| Your task |
Find the line containing "What text is on this page?". Quote it and every line after it, exactly, through the end; skip pictures.

◇ ◇ ◇ ◇ ◇ ◇ ◇

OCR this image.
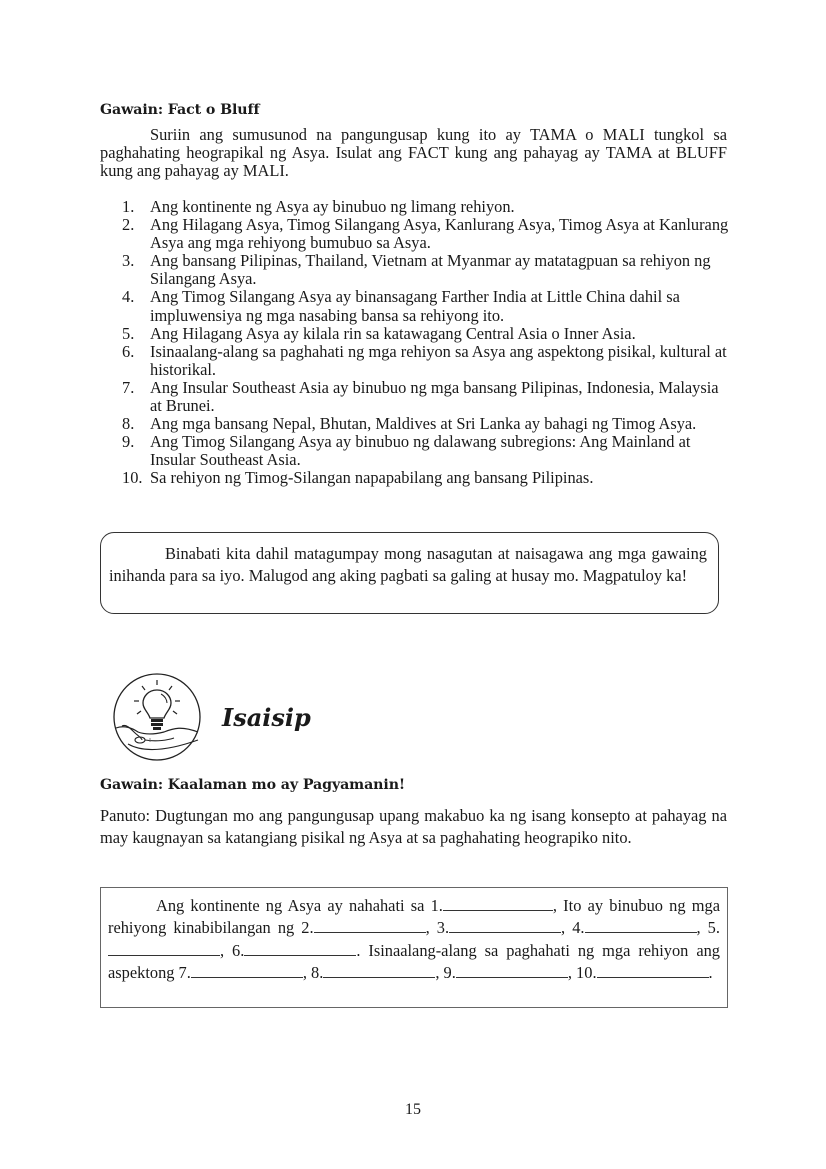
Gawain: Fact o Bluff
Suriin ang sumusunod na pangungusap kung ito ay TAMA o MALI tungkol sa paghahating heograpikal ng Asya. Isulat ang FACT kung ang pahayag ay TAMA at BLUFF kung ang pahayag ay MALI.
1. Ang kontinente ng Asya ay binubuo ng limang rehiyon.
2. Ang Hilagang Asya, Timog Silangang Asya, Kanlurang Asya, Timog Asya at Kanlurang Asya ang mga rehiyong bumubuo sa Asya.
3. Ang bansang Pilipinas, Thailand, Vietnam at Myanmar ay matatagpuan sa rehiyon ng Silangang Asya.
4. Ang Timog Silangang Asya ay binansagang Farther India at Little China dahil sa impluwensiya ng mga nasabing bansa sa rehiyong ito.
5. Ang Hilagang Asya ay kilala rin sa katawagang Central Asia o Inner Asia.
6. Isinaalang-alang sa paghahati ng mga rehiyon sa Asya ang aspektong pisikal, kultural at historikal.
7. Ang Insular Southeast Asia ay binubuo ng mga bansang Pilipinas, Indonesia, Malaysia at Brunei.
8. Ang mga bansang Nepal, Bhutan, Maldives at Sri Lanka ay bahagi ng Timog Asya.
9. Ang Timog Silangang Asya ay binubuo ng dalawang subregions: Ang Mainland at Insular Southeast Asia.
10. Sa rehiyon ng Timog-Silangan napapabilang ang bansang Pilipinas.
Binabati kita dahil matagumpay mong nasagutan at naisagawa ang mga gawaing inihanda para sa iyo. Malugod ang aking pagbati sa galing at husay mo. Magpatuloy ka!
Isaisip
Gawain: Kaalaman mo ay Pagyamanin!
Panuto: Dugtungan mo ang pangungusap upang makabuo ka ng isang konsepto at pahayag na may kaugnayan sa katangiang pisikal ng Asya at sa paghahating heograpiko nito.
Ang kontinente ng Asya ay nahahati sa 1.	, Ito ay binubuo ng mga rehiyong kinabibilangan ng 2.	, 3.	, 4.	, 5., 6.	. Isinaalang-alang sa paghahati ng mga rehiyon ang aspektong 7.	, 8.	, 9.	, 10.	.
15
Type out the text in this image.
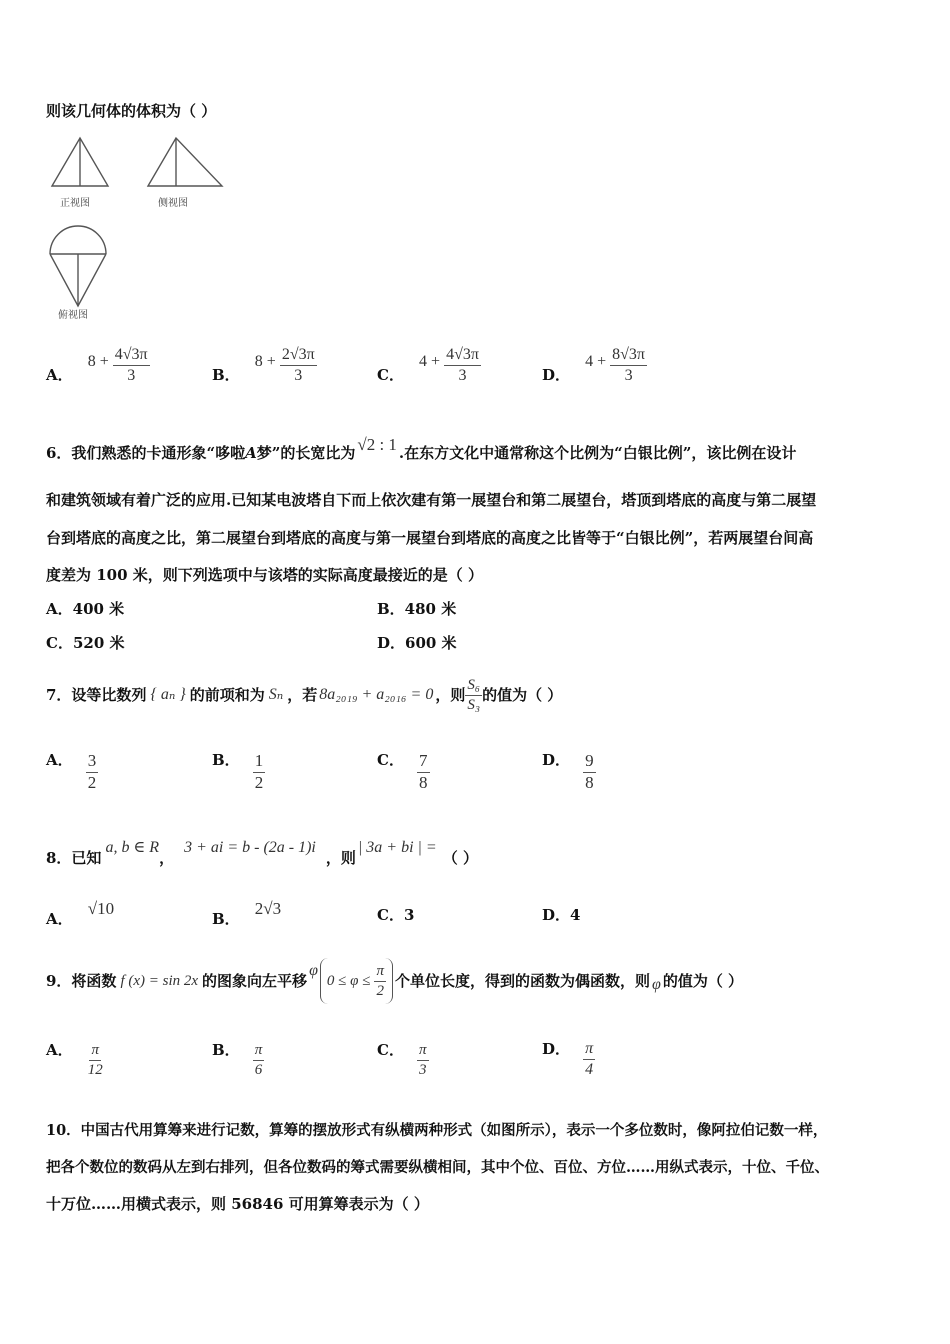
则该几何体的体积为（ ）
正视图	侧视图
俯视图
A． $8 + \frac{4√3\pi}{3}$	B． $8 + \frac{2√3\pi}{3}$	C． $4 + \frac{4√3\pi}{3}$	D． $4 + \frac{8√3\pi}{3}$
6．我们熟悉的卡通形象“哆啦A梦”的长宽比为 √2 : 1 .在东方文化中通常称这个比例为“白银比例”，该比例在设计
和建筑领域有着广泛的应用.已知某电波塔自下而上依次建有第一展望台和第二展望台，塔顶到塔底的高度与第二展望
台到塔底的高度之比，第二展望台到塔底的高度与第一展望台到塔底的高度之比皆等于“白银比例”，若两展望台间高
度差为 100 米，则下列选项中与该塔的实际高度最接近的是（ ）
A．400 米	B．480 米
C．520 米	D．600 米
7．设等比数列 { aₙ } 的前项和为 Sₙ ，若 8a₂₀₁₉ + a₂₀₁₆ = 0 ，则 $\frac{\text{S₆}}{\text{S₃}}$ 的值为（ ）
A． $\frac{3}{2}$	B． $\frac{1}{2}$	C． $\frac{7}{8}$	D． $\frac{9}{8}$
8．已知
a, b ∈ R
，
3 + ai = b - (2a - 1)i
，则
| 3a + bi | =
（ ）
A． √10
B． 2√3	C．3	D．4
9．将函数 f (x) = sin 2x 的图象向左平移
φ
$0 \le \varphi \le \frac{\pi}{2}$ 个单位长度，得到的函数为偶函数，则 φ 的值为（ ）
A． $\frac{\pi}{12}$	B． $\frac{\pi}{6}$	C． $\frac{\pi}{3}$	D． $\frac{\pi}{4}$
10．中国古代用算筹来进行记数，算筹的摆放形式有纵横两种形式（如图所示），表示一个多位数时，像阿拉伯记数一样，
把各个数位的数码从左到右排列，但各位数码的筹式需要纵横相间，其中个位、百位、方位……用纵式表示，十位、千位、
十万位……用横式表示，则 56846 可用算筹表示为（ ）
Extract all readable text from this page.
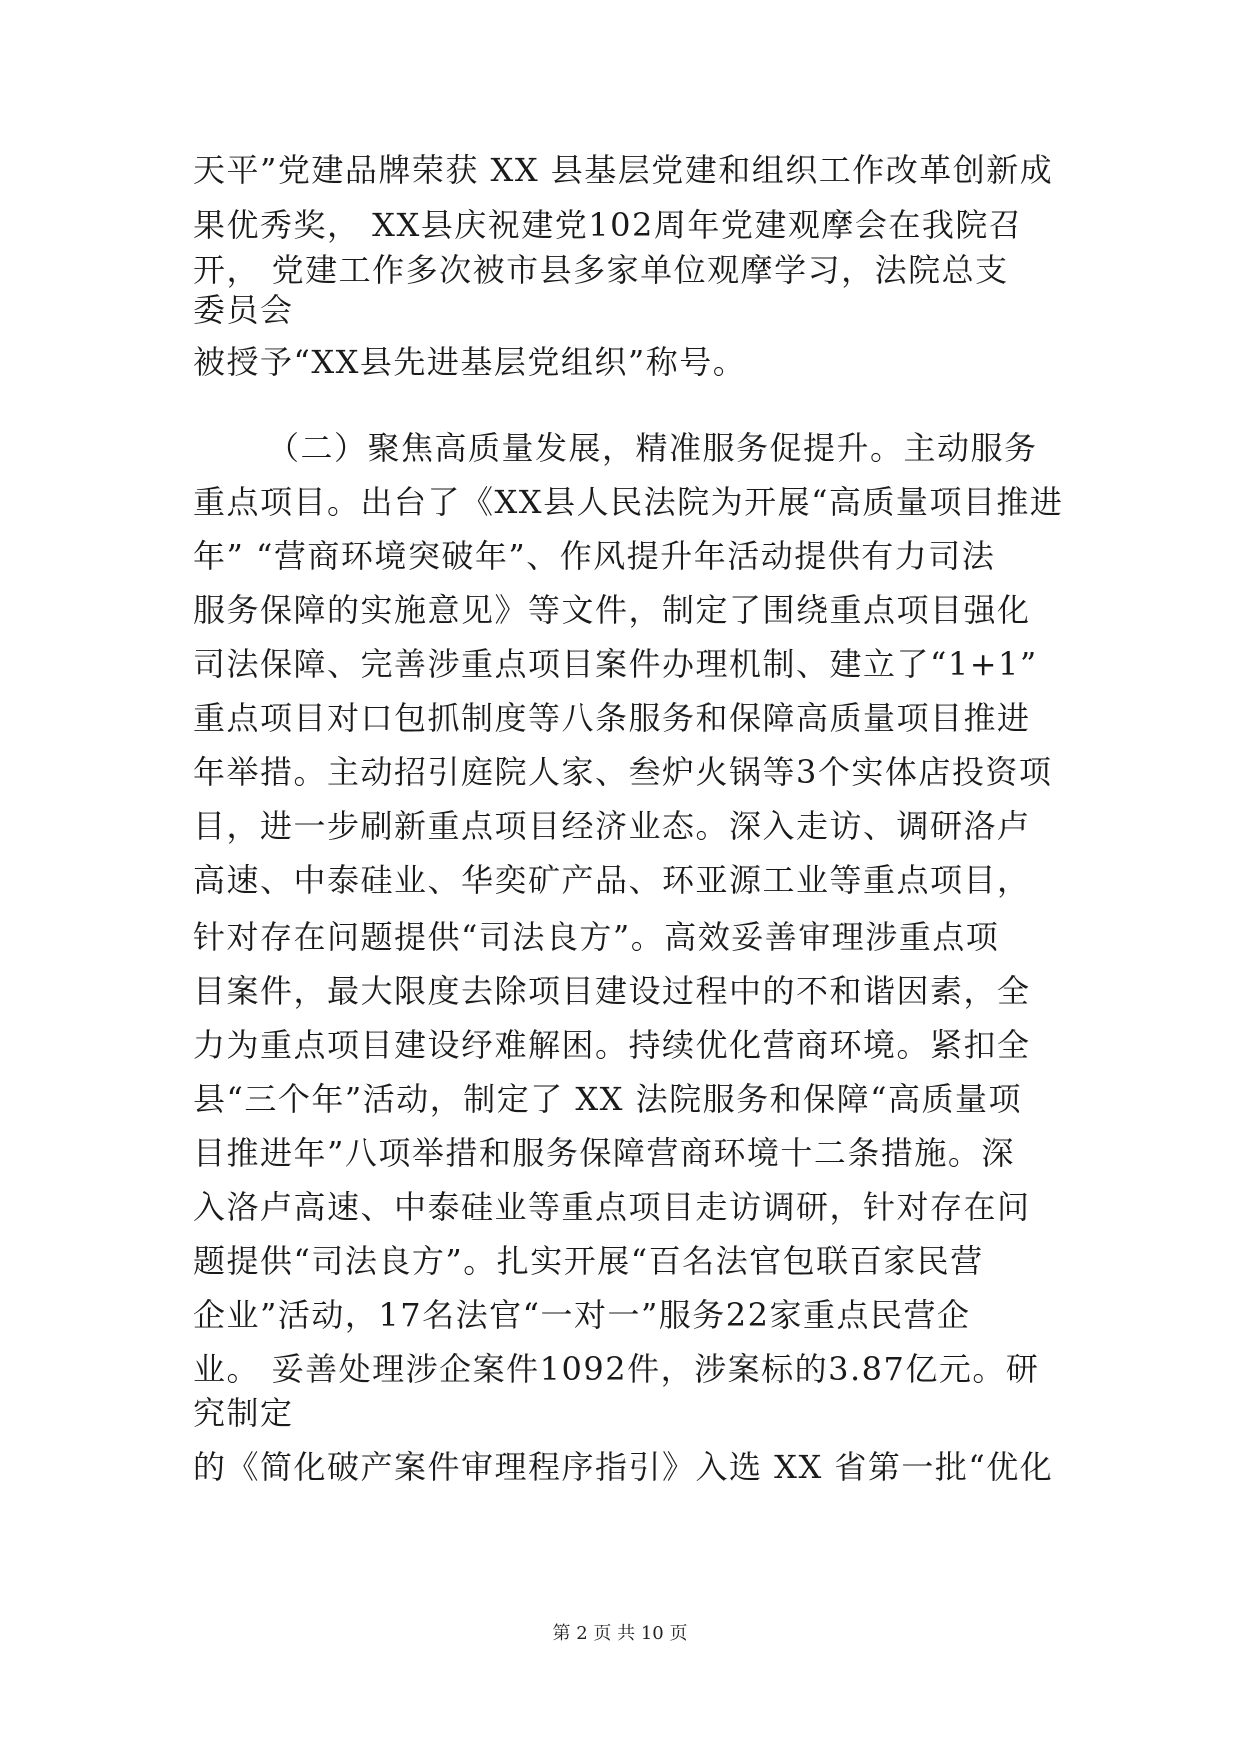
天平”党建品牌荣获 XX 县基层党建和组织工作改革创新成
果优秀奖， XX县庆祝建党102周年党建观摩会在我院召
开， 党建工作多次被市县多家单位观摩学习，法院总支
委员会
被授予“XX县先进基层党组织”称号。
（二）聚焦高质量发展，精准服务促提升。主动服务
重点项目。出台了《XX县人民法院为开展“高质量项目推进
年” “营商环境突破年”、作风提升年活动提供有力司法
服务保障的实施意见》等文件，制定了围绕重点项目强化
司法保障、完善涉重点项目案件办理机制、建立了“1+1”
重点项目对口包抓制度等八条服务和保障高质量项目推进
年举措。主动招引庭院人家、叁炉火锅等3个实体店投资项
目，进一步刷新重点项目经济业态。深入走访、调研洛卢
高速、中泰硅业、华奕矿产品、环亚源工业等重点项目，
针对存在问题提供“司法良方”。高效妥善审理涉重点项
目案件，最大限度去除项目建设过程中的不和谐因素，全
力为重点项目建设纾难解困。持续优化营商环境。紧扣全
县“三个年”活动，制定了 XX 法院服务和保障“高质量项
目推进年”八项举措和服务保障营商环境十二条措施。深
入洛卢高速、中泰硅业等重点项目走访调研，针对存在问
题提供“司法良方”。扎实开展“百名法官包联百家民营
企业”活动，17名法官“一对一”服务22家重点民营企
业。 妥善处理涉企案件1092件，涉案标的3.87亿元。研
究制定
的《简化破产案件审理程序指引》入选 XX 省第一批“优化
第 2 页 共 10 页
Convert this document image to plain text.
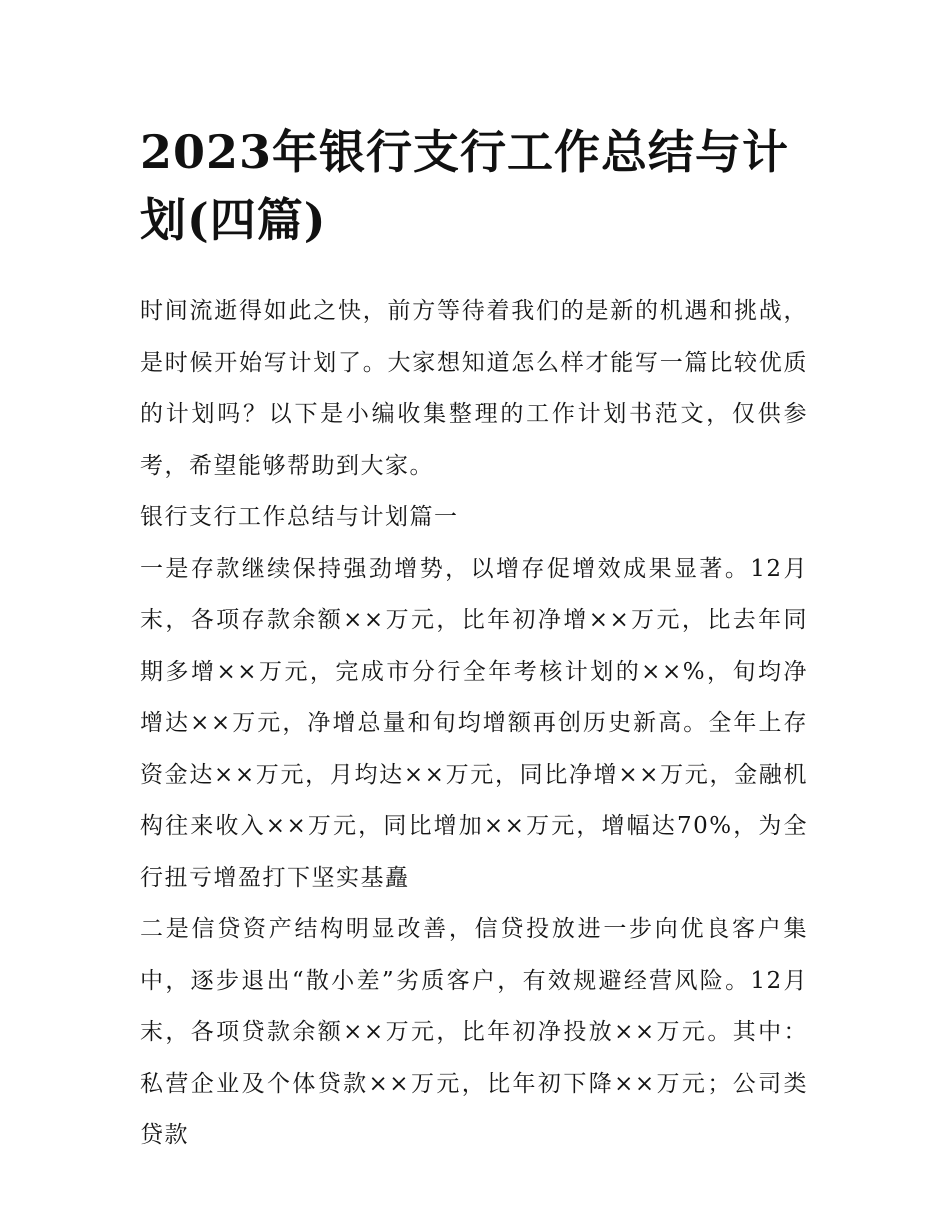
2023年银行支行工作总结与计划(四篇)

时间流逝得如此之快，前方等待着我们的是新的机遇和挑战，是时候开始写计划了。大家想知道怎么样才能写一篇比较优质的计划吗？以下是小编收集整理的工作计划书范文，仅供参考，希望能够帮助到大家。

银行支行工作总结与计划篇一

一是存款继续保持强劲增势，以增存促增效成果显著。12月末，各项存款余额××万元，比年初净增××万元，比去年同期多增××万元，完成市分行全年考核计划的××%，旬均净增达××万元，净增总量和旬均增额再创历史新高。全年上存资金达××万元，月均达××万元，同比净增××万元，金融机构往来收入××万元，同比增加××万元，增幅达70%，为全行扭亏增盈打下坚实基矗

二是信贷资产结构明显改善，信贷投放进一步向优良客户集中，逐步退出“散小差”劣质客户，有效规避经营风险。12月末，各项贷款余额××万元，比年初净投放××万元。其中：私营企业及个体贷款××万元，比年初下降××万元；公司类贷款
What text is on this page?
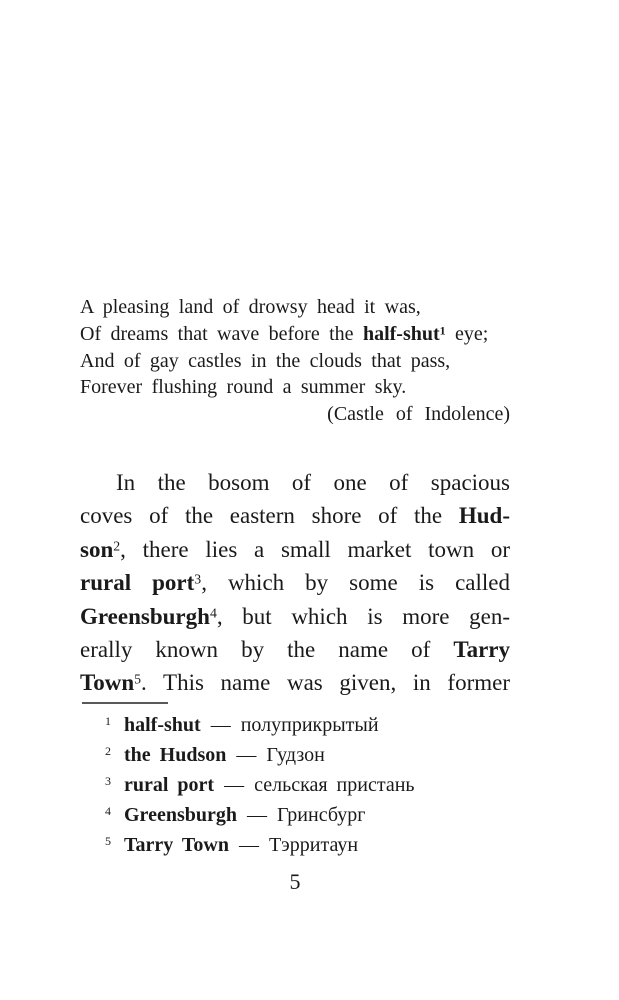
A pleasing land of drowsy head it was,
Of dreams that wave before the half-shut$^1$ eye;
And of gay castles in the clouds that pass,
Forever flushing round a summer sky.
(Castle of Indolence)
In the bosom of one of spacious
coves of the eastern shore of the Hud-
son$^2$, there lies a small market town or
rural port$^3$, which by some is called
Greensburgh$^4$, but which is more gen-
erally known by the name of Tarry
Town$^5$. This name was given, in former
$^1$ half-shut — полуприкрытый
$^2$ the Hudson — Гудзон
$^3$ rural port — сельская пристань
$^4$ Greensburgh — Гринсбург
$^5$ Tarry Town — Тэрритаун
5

◇ ◇ ◇ ◇ ◇ ◇ ◇

| Answer to the problem |
What text is on this page?
A pleasing land of drowsy head it was,
Of dreams that wave before the half-shut$^1$ eye;
And of gay castles in the clouds that pass,
Forever flushing round a summer sky.
(Castle of Indolence)
In the bosom of one of spacious
coves of the eastern shore of the Hud-
son$^2$, there lies a small market town or
rural port$^3$, which by some is called
Greensburgh$^4$, but which is more gen-
erally known by the name of Tarry
Town$^5$. This name was given, in former
$^1$ half-shut — полуприкрытый
$^2$ the Hudson — Гудзон
$^3$ rural port — сельская пристань
$^4$ Greensburgh — Гринсбург
$^5$ Tarry Town — Тэрритаун
5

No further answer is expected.